WORK TO BE COMPLETED: Every line below that holds the string "mantissa" should be copied out.
────────
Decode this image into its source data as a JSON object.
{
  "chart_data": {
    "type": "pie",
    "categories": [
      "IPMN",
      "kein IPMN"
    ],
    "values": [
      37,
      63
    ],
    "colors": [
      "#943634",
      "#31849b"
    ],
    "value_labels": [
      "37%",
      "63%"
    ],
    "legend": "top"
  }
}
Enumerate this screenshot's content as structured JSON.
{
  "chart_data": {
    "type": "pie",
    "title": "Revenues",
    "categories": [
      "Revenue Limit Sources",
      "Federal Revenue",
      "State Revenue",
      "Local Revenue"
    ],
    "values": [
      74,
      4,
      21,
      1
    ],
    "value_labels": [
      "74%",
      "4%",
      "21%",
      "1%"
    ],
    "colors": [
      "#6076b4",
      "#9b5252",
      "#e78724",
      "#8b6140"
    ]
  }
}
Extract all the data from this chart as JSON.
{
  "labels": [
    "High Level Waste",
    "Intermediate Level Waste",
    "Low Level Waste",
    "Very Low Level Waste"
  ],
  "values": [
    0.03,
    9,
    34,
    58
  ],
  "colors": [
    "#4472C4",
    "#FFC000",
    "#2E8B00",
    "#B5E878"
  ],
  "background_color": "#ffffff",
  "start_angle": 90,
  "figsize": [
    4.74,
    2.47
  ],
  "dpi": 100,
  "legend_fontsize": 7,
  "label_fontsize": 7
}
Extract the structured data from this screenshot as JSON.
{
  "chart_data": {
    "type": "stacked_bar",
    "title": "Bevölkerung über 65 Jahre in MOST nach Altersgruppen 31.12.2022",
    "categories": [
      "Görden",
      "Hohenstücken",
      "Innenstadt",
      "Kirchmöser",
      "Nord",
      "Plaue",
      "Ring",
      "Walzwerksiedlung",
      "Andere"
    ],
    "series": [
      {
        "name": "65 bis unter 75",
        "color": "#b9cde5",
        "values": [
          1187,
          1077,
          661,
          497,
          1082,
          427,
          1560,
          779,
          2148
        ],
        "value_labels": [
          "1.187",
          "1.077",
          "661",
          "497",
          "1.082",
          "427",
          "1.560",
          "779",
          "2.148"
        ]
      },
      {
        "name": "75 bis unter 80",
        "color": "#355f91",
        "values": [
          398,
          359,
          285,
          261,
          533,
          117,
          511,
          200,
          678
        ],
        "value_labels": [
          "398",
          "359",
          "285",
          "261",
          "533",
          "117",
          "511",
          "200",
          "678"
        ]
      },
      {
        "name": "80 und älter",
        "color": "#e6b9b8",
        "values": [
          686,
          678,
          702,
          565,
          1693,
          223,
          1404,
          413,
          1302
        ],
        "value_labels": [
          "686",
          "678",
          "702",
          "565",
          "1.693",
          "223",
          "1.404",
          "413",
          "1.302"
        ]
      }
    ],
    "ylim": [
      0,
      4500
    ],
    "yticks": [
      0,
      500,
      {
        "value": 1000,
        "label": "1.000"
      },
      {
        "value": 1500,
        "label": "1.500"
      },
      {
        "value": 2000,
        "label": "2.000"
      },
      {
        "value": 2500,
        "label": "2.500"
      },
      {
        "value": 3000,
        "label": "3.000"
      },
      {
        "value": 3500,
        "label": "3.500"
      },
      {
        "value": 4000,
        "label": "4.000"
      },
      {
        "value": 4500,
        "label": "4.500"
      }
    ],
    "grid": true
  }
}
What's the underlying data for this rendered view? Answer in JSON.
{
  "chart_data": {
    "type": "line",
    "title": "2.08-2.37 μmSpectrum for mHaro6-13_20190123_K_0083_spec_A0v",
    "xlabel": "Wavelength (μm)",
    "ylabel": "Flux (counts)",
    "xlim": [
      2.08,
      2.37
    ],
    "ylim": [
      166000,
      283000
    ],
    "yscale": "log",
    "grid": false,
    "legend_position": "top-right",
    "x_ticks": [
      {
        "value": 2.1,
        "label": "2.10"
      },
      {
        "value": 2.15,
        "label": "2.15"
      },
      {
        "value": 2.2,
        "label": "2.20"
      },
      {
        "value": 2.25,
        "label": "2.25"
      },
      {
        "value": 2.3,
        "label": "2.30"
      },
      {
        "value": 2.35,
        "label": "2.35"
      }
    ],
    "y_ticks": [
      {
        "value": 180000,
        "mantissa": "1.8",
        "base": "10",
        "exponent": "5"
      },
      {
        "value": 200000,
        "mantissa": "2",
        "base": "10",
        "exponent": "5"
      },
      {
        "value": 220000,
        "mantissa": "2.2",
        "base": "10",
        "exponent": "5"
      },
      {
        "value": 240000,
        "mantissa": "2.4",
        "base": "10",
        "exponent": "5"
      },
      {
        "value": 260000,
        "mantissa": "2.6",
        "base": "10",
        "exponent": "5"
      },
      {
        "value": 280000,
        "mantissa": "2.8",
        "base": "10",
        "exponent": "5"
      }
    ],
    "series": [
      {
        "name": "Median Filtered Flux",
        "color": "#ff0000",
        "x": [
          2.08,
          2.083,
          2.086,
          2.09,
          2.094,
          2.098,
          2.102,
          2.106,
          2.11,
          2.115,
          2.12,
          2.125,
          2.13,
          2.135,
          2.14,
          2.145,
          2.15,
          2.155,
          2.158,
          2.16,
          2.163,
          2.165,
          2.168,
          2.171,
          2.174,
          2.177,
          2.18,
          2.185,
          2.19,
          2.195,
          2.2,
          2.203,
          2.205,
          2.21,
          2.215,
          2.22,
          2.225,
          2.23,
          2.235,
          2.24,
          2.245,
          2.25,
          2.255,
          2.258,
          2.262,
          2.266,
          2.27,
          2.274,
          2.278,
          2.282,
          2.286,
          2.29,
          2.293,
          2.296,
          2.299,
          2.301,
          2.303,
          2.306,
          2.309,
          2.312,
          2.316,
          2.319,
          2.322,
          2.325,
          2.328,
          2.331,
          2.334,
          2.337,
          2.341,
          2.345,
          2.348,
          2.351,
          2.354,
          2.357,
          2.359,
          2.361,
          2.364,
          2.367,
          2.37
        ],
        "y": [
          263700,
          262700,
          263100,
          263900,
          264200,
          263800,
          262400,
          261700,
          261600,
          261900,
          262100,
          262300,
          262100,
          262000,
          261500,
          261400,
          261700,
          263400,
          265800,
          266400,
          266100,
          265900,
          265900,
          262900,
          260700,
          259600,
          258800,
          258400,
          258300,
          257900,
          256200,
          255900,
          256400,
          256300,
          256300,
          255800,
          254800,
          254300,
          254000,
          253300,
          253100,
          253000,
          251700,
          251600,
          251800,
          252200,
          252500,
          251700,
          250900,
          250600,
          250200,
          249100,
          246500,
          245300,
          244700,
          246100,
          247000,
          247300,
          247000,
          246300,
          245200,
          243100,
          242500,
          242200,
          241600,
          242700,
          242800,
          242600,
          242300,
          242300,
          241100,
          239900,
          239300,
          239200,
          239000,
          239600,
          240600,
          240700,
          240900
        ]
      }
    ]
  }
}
────────
WORKED SOLUTION:
        "mantissa": "1.8",
        "mantissa": "2",
        "mantissa": "2.2",
        "mantissa": "2.4",
        "mantissa": "2.6",
        "mantissa": "2.8",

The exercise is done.